* BEGIN *

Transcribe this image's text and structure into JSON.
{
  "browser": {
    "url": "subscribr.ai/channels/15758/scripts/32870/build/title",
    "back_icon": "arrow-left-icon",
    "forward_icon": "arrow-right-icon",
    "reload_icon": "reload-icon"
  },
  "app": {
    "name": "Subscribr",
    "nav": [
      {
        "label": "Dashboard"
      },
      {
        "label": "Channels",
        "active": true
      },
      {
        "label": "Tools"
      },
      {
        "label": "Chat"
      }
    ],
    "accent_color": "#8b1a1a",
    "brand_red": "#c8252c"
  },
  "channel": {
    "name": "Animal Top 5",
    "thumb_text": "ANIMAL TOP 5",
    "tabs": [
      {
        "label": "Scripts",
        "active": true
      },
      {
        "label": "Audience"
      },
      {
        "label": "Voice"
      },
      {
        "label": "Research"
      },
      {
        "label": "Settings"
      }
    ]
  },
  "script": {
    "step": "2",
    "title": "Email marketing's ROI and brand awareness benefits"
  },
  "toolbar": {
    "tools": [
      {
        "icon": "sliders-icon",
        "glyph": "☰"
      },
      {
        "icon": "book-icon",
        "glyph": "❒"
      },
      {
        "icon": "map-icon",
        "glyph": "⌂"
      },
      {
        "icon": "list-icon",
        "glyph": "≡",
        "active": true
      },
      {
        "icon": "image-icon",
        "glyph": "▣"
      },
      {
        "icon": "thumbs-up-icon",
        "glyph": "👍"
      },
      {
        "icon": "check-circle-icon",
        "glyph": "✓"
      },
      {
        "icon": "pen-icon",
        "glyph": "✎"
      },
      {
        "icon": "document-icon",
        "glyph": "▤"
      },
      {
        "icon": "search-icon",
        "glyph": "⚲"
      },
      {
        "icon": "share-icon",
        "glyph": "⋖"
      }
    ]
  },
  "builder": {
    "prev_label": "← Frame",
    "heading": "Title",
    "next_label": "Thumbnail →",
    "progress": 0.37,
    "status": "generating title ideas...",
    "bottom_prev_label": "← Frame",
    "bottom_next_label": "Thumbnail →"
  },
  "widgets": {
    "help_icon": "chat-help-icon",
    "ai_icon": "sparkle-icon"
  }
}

* END *

Repeat back the data above, exact to the last character.

Transcribe this image's text and structure into JSON.
{
  "browser": {
    "url": "subscribr.ai/channels/15758/scripts/32870/build/title",
    "back_icon": "arrow-left-icon",
    "forward_icon": "arrow-right-icon",
    "reload_icon": "reload-icon"
  },
  "app": {
    "name": "Subscribr",
    "nav": [
      {
        "label": "Dashboard"
      },
      {
        "label": "Channels",
        "active": true
      },
      {
        "label": "Tools"
      },
      {
        "label": "Chat"
      }
    ],
    "accent_color": "#8b1a1a",
    "brand_red": "#c8252c"
  },
  "channel": {
    "name": "Animal Top 5",
    "thumb_text": "ANIMAL TOP 5",
    "tabs": [
      {
        "label": "Scripts",
        "active": true
      },
      {
        "label": "Audience"
      },
      {
        "label": "Voice"
      },
      {
        "label": "Research"
      },
      {
        "label": "Settings"
      }
    ]
  },
  "script": {
    "step": "2",
    "title": "Email marketing's ROI and brand awareness benefits"
  },
  "toolbar": {
    "tools": [
      {
        "icon": "sliders-icon",
        "glyph": "☰"
      },
      {
        "icon": "book-icon",
        "glyph": "❒"
      },
      {
        "icon": "map-icon",
        "glyph": "⌂"
      },
      {
        "icon": "list-icon",
        "glyph": "≡",
        "active": true
      },
      {
        "icon": "image-icon",
        "glyph": "▣"
      },
      {
        "icon": "thumbs-up-icon",
        "glyph": "👍"
      },
      {
        "icon": "check-circle-icon",
        "glyph": "✓"
      },
      {
        "icon": "pen-icon",
        "glyph": "✎"
      },
      {
        "icon": "document-icon",
        "glyph": "▤"
      },
      {
        "icon": "search-icon",
        "glyph": "⚲"
      },
      {
        "icon": "share-icon",
        "glyph": "⋖"
      }
    ]
  },
  "builder": {
    "prev_label": "← Frame",
    "heading": "Title",
    "next_label": "Thumbnail →",
    "progress": 0.37,
    "status": "generating title ideas...",
    "bottom_prev_label": "← Frame",
    "bottom_next_label": "Thumbnail →"
  },
  "widgets": {
    "help_icon": "chat-help-icon",
    "ai_icon": "sparkle-icon"
  }
}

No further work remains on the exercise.